**To be done:**
Reproduce every record below exactly as written, leaving out any pictures.

Raw records

————————

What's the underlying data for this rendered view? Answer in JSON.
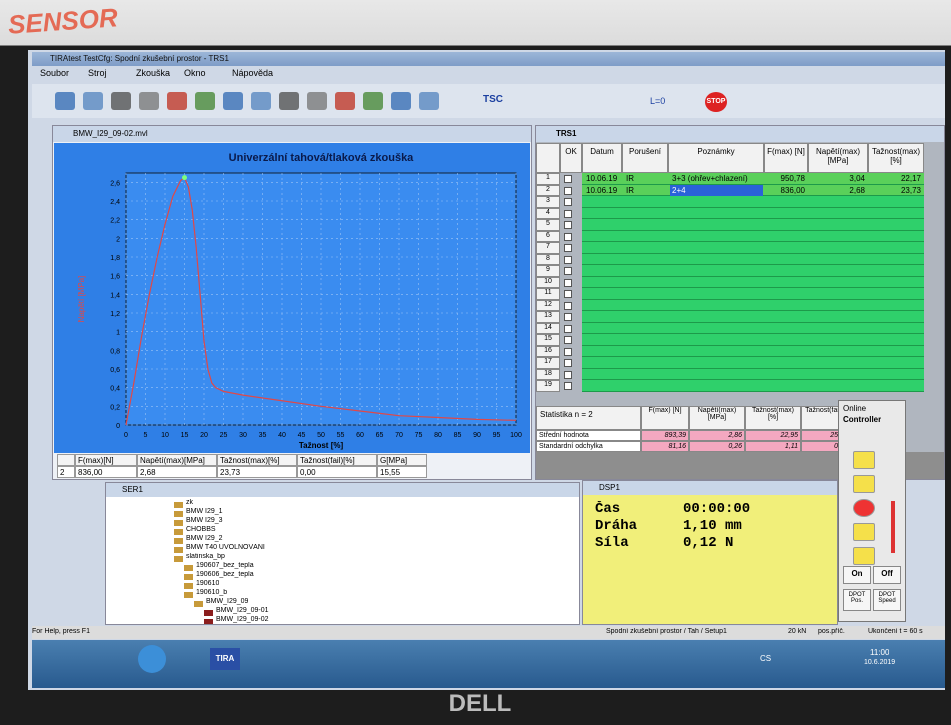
{
  "sticker": "SENSOR",
  "brand": "DELL",
  "window": {
    "title": "TIRAtest  TestCfg: Spodní zkušební prostor - TRS1",
    "menu": [
      "Soubor",
      "Stroj",
      "Zkouška",
      "Okno",
      "Nápověda"
    ],
    "toolbar": [
      "TSC",
      "L=0",
      "STOP"
    ]
  },
  "graph_window": {
    "title": "BMW_I29_09-02.mvl",
    "plot": {
      "type": "line",
      "title": "Univerzální tahová/tlaková zkouška",
      "x_label": "Tažnost [%]",
      "y_label": "Napětí [MPa]",
      "color": "#e04848",
      "x": [
        0,
        2,
        4,
        6,
        8,
        10,
        12,
        14,
        15,
        16,
        17,
        18,
        19,
        20,
        21,
        22,
        23,
        25,
        30,
        40,
        50,
        60,
        70,
        80,
        90,
        100
      ],
      "y": [
        0,
        0.45,
        0.95,
        1.4,
        1.8,
        2.15,
        2.45,
        2.62,
        2.65,
        2.55,
        2.3,
        1.9,
        1.4,
        0.9,
        0.6,
        0.45,
        0.4,
        0.36,
        0.32,
        0.26,
        0.2,
        0.15,
        0.1,
        0.08,
        0.06,
        0.05
      ],
      "xlim": [
        0,
        100
      ],
      "ylim": [
        0,
        2.7
      ],
      "xticks": [
        0,
        5,
        10,
        15,
        20,
        25,
        30,
        35,
        40,
        45,
        50,
        55,
        60,
        65,
        70,
        75,
        80,
        85,
        90,
        95,
        100
      ],
      "yticks": [
        0,
        {
          "value": 0.2,
          "label": "0,2"
        },
        {
          "value": 0.4,
          "label": "0,4"
        },
        {
          "value": 0.6,
          "label": "0,6"
        },
        {
          "value": 0.8,
          "label": "0,8"
        },
        1,
        {
          "value": 1.2,
          "label": "1,2"
        },
        {
          "value": 1.4,
          "label": "1,4"
        },
        {
          "value": 1.6,
          "label": "1,6"
        },
        {
          "value": 1.8,
          "label": "1,8"
        },
        2,
        {
          "value": 2.2,
          "label": "2,2"
        },
        {
          "value": 2.4,
          "label": "2,4"
        },
        {
          "value": 2.6,
          "label": "2,6"
        }
      ],
      "grid": true
    },
    "summary": {
      "headers": [
        "",
        "F(max)[N]",
        "Napětí(max)[MPa]",
        "Tažnost(max)[%]",
        "Tažnost(fail)[%]",
        "G[MPa]"
      ],
      "row": [
        "2",
        "836,00",
        "2,68",
        "23,73",
        "0,00",
        "15,55"
      ]
    }
  },
  "results_window": {
    "title": "TRS1",
    "headers": [
      "",
      "OK",
      "Datum",
      "Porušení",
      "Poznámky",
      "F(max) [N]",
      "Napětí(max) [MPa]",
      "Tažnost(max) [%]"
    ],
    "row_numbers": [
      1,
      2,
      3,
      4,
      5,
      6,
      7,
      8,
      9,
      10,
      11,
      12,
      13,
      14,
      15,
      16,
      17,
      18,
      19
    ],
    "rows": [
      [
        "10.06.19",
        "IR",
        "3+3 (ohřev+chlazení)",
        "950,78",
        "3,04",
        "22,17"
      ],
      [
        "10.06.19",
        "IR",
        "2+4",
        "836,00",
        "2,68",
        "23,73"
      ]
    ],
    "statistics": {
      "title": "Statistika  n = 2",
      "headers": [
        "F(max) [N]",
        "Napětí(max) [MPa]",
        "Tažnost(max) [%]",
        "Tažnost(fai"
      ],
      "rows": [
        [
          "Střední hodnota",
          "893,39",
          "2,86",
          "22,95",
          "25,"
        ],
        [
          "Standardní odchylka",
          "81,16",
          "0,26",
          "1,11",
          "0,"
        ]
      ]
    }
  },
  "controller": {
    "title": "Online",
    "subtitle": "Controller",
    "buttons": [
      "On",
      "Off",
      "DPOT Pos.",
      "DPOT Speed"
    ]
  },
  "tree_window": {
    "title": "SER1",
    "items": [
      "zk",
      "BMW I29_1",
      "BMW I29_3",
      "CHOBBS",
      "BMW I29_2",
      "BMW T40 UVOLŇOVÁNÍ",
      "slatinska_bp",
      "190607_bez_tepla",
      "190606_bez_tepla",
      "190610",
      "190610_b",
      "BMW_I29_09",
      "BMW_I29_09-01",
      "BMW_I29_09-02"
    ]
  },
  "display_window": {
    "title": "DSP1",
    "rows": [
      [
        "Čas",
        "00:00:00"
      ],
      [
        "Dráha",
        "1,10 mm"
      ],
      [
        "Síla",
        "0,12 N"
      ]
    ]
  },
  "status_bar": [
    "For Help, press F1",
    "Spodní zkušební prostor / Tah / Setup1",
    "20 kN",
    "pos.příč.",
    "Ukončení t = 60 s"
  ],
  "taskbar": {
    "apps": [
      "TIRA"
    ],
    "language": "CS",
    "time": "11:00",
    "date": "10.6.2019"
  }
}
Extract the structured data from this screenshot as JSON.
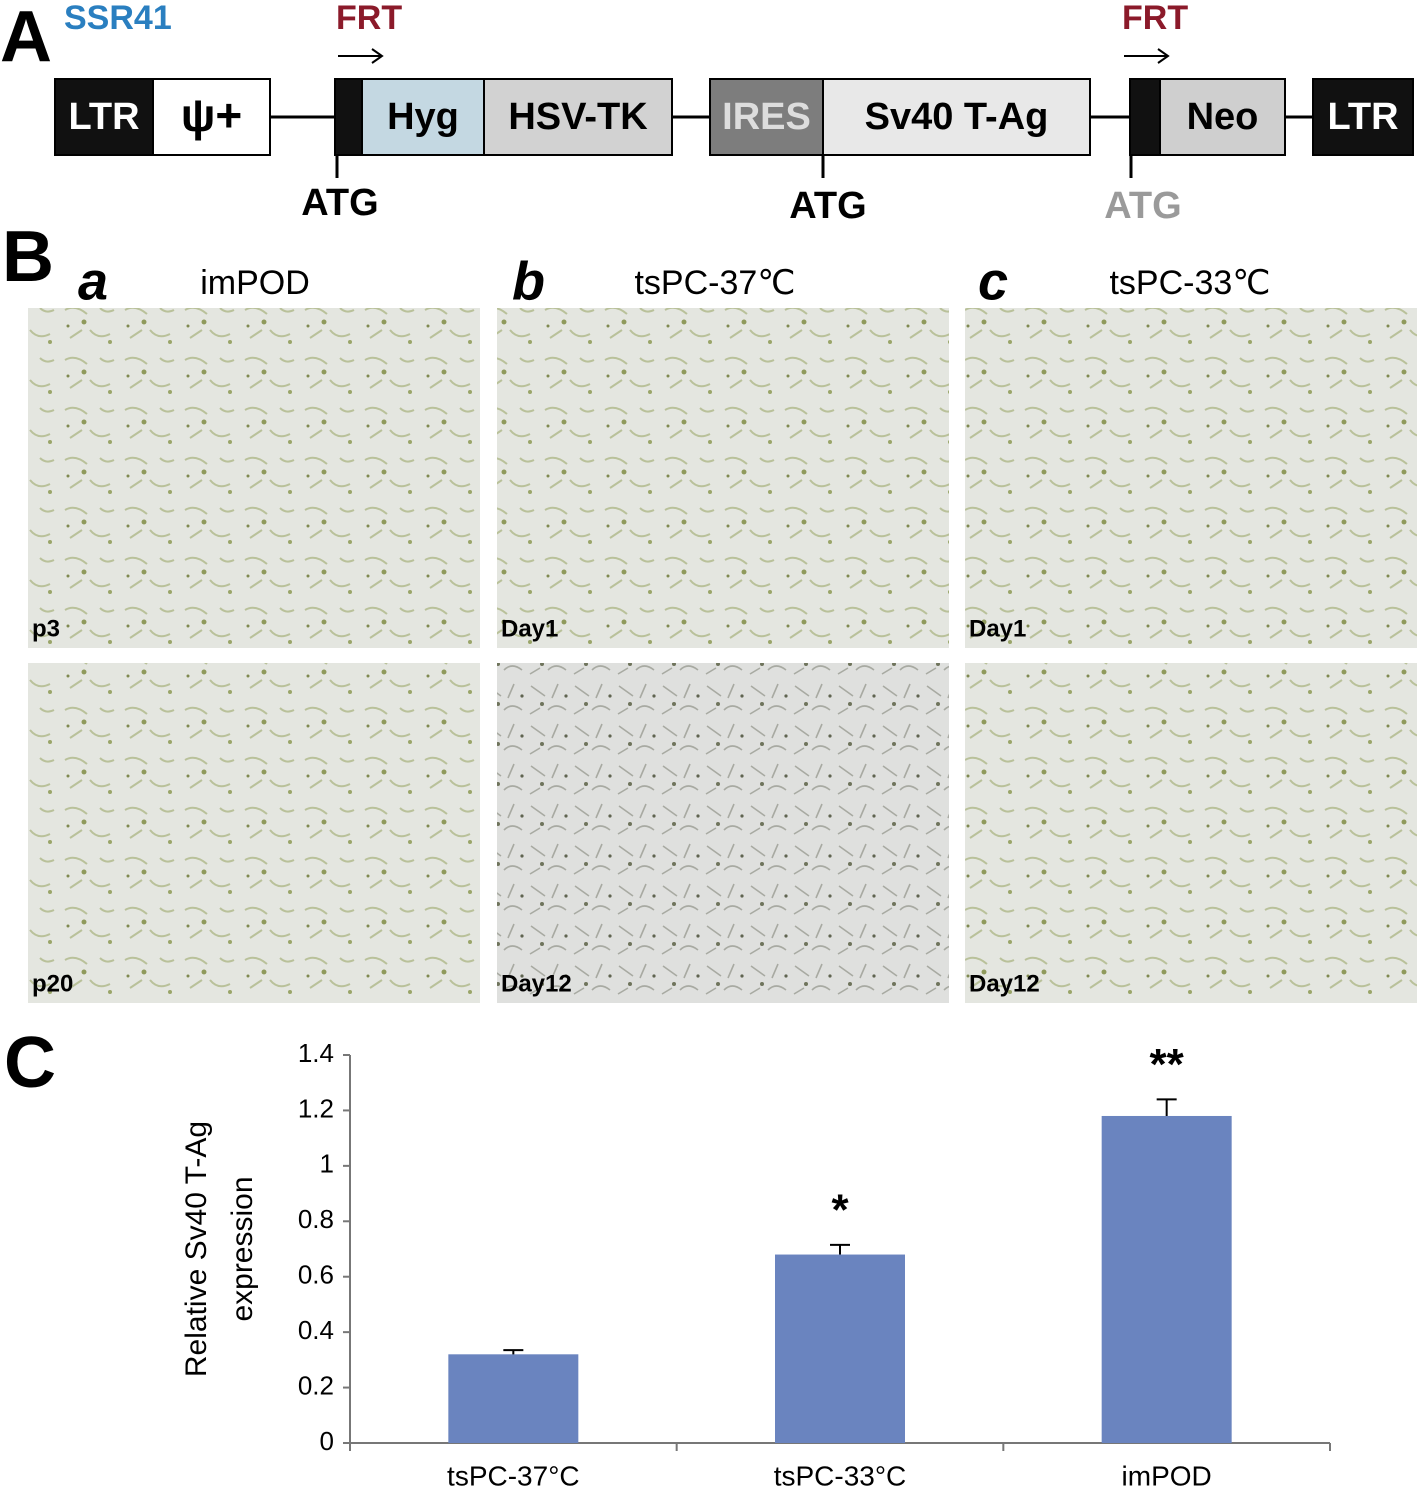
{
  "panel_a": {
    "letter": "A",
    "construct": "SSR41",
    "frt": [
      "FRT",
      "FRT"
    ],
    "elements": [
      "LTR",
      "ψ+",
      "Hyg",
      "HSV-TK",
      "IRES",
      "Sv40 T-Ag",
      "Neo",
      "LTR"
    ],
    "atg": [
      "ATG",
      "ATG",
      "ATG"
    ]
  },
  "panel_b": {
    "letter": "B",
    "columns": [
      {
        "letter": "a",
        "title": "imPOD",
        "images": [
          "p3",
          "p20"
        ]
      },
      {
        "letter": "b",
        "title": "tsPC-37℃",
        "images": [
          "Day1",
          "Day12"
        ]
      },
      {
        "letter": "c",
        "title": "tsPC-33℃",
        "images": [
          "Day1",
          "Day12"
        ]
      }
    ]
  },
  "panel_c": {
    "letter": "C"
  },
  "chart_data": {
    "type": "bar",
    "y_label": [
      "Relative Sv40 T-Ag",
      "expression"
    ],
    "categories": [
      "tsPC-37°C",
      "tsPC-33°C",
      "imPOD"
    ],
    "values": [
      0.32,
      0.68,
      1.18
    ],
    "errors": [
      0.015,
      0.035,
      0.06
    ],
    "significance": [
      null,
      "*",
      "**"
    ],
    "color": "#6a84bf",
    "ylim": [
      0,
      1.4
    ],
    "yticks": [
      0,
      0.2,
      0.4,
      0.6,
      0.8,
      1,
      1.2,
      1.4
    ],
    "grid": false
  }
}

————————

**Task result:**
What's the underlying data for this rendered view? Answer in JSON.
{
  "sticker": "SENSOR",
  "brand": "DELL",
  "window": {
    "title": "TIRAtest  TestCfg: Spodní zkušební prostor - TRS1",
    "menu": [
      "Soubor",
      "Stroj",
      "Zkouška",
      "Okno",
      "Nápověda"
    ],
    "toolbar": [
      "TSC",
      "L=0",
      "STOP"
    ]
  },
  "graph_window": {
    "title": "BMW_I29_09-02.mvl",
    "plot": {
      "type": "line",
      "title": "Univerzální tahová/tlaková zkouška",
      "x_label": "Tažnost [%]",
      "y_label": "Napětí [MPa]",
      "color": "#e04848",
      "x": [
        0,
        2,
        4,
        6,
        8,
        10,
        12,
        14,
        15,
        16,
        17,
        18,
        19,
        20,
        21,
        22,
        23,
        25,
        30,
        40,
        50,
        60,
        70,
        80,
        90,
        100
      ],
      "y": [
        0,
        0.45,
        0.95,
        1.4,
        1.8,
        2.15,
        2.45,
        2.62,
        2.65,
        2.55,
        2.3,
        1.9,
        1.4,
        0.9,
        0.6,
        0.45,
        0.4,
        0.36,
        0.32,
        0.26,
        0.2,
        0.15,
        0.1,
        0.08,
        0.06,
        0.05
      ],
      "xlim": [
        0,
        100
      ],
      "ylim": [
        0,
        2.7
      ],
      "xticks": [
        0,
        5,
        10,
        15,
        20,
        25,
        30,
        35,
        40,
        45,
        50,
        55,
        60,
        65,
        70,
        75,
        80,
        85,
        90,
        95,
        100
      ],
      "yticks": [
        0,
        {
          "value": 0.2,
          "label": "0,2"
        },
        {
          "value": 0.4,
          "label": "0,4"
        },
        {
          "value": 0.6,
          "label": "0,6"
        },
        {
          "value": 0.8,
          "label": "0,8"
        },
        1,
        {
          "value": 1.2,
          "label": "1,2"
        },
        {
          "value": 1.4,
          "label": "1,4"
        },
        {
          "value": 1.6,
          "label": "1,6"
        },
        {
          "value": 1.8,
          "label": "1,8"
        },
        2,
        {
          "value": 2.2,
          "label": "2,2"
        },
        {
          "value": 2.4,
          "label": "2,4"
        },
        {
          "value": 2.6,
          "label": "2,6"
        }
      ],
      "grid": true
    },
    "summary": {
      "headers": [
        "",
        "F(max)[N]",
        "Napětí(max)[MPa]",
        "Tažnost(max)[%]",
        "Tažnost(fail)[%]",
        "G[MPa]"
      ],
      "row": [
        "2",
        "836,00",
        "2,68",
        "23,73",
        "0,00",
        "15,55"
      ]
    }
  },
  "results_window": {
    "title": "TRS1",
    "headers": [
      "",
      "OK",
      "Datum",
      "Porušení",
      "Poznámky",
      "F(max) [N]",
      "Napětí(max) [MPa]",
      "Tažnost(max) [%]"
    ],
    "row_numbers": [
      1,
      2,
      3,
      4,
      5,
      6,
      7,
      8,
      9,
      10,
      11,
      12,
      13,
      14,
      15,
      16,
      17,
      18,
      19
    ],
    "rows": [
      [
        "10.06.19",
        "IR",
        "3+3 (ohřev+chlazení)",
        "950,78",
        "3,04",
        "22,17"
      ],
      [
        "10.06.19",
        "IR",
        "2+4",
        "836,00",
        "2,68",
        "23,73"
      ]
    ],
    "statistics": {
      "title": "Statistika  n = 2",
      "headers": [
        "F(max) [N]",
        "Napětí(max) [MPa]",
        "Tažnost(max) [%]",
        "Tažnost(fai"
      ],
      "rows": [
        [
          "Střední hodnota",
          "893,39",
          "2,86",
          "22,95",
          "25,"
        ],
        [
          "Standardní odchylka",
          "81,16",
          "0,26",
          "1,11",
          "0,"
        ]
      ]
    }
  },
  "controller": {
    "title": "Online",
    "subtitle": "Controller",
    "buttons": [
      "On",
      "Off",
      "DPOT Pos.",
      "DPOT Speed"
    ]
  },
  "tree_window": {
    "title": "SER1",
    "items": [
      "zk",
      "BMW I29_1",
      "BMW I29_3",
      "CHOBBS",
      "BMW I29_2",
      "BMW T40 UVOLŇOVÁNÍ",
      "slatinska_bp",
      "190607_bez_tepla",
      "190606_bez_tepla",
      "190610",
      "190610_b",
      "BMW_I29_09",
      "BMW_I29_09-01",
      "BMW_I29_09-02"
    ]
  },
  "display_window": {
    "title": "DSP1",
    "rows": [
      [
        "Čas",
        "00:00:00"
      ],
      [
        "Dráha",
        "1,10 mm"
      ],
      [
        "Síla",
        "0,12 N"
      ]
    ]
  },
  "status_bar": [
    "For Help, press F1",
    "Spodní zkušební prostor / Tah / Setup1",
    "20 kN",
    "pos.příč.",
    "Ukončení t = 60 s"
  ],
  "taskbar": {
    "apps": [
      "TIRA"
    ],
    "language": "CS",
    "time": "11:00",
    "date": "10.6.2019"
  }
}
Extract the structured data from this screenshot as JSON.
{
  "panel_a": {
    "letter": "A",
    "construct": "SSR41",
    "frt": [
      "FRT",
      "FRT"
    ],
    "elements": [
      "LTR",
      "ψ+",
      "Hyg",
      "HSV-TK",
      "IRES",
      "Sv40 T-Ag",
      "Neo",
      "LTR"
    ],
    "atg": [
      "ATG",
      "ATG",
      "ATG"
    ]
  },
  "panel_b": {
    "letter": "B",
    "columns": [
      {
        "letter": "a",
        "title": "imPOD",
        "images": [
          "p3",
          "p20"
        ]
      },
      {
        "letter": "b",
        "title": "tsPC-37℃",
        "images": [
          "Day1",
          "Day12"
        ]
      },
      {
        "letter": "c",
        "title": "tsPC-33℃",
        "images": [
          "Day1",
          "Day12"
        ]
      }
    ]
  },
  "panel_c": {
    "letter": "C"
  },
  "chart_data": {
    "type": "bar",
    "y_label": [
      "Relative Sv40 T-Ag",
      "expression"
    ],
    "categories": [
      "tsPC-37°C",
      "tsPC-33°C",
      "imPOD"
    ],
    "values": [
      0.32,
      0.68,
      1.18
    ],
    "errors": [
      0.015,
      0.035,
      0.06
    ],
    "significance": [
      null,
      "*",
      "**"
    ],
    "color": "#6a84bf",
    "ylim": [
      0,
      1.4
    ],
    "yticks": [
      0,
      0.2,
      0.4,
      0.6,
      0.8,
      1,
      1.2,
      1.4
    ],
    "grid": false
  }
}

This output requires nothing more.